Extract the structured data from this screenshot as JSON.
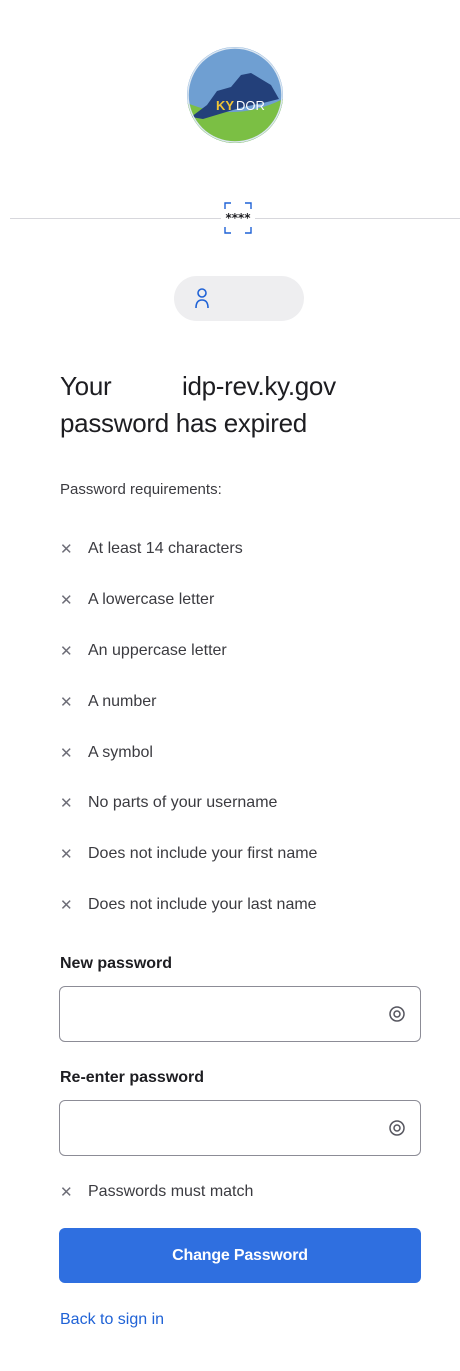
{
  "logo": {
    "text_ky": "KY",
    "text_dor": "DOR",
    "colors": {
      "sky": "#5d8fc6",
      "state": "#23407a",
      "grass": "#7bbf44"
    }
  },
  "divider_icon": "password-field-icon",
  "user_chip": {
    "icon": "user-icon"
  },
  "heading": {
    "line1_prefix": "Your",
    "domain": "idp-rev.ky.gov",
    "line2": "password has expired"
  },
  "requirements": {
    "title": "Password requirements:",
    "items": [
      "At least 14 characters",
      "A lowercase letter",
      "An uppercase letter",
      "A number",
      "A symbol",
      "No parts of your username",
      "Does not include your first name",
      "Does not include your last name"
    ]
  },
  "new_password": {
    "label": "New password",
    "value": "",
    "placeholder": ""
  },
  "reenter_password": {
    "label": "Re-enter password",
    "value": "",
    "placeholder": ""
  },
  "match_requirement": "Passwords must match",
  "submit_label": "Change Password",
  "back_link": "Back to sign in",
  "colors": {
    "primary": "#2f6fe0",
    "link": "#1f62d6",
    "text": "#1d1d21"
  }
}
---------------
What is required: Select the lines in this material that hold the word "requirements", leaving none out.

Reply:
  "requirements": {
    "title": "Password requirements:",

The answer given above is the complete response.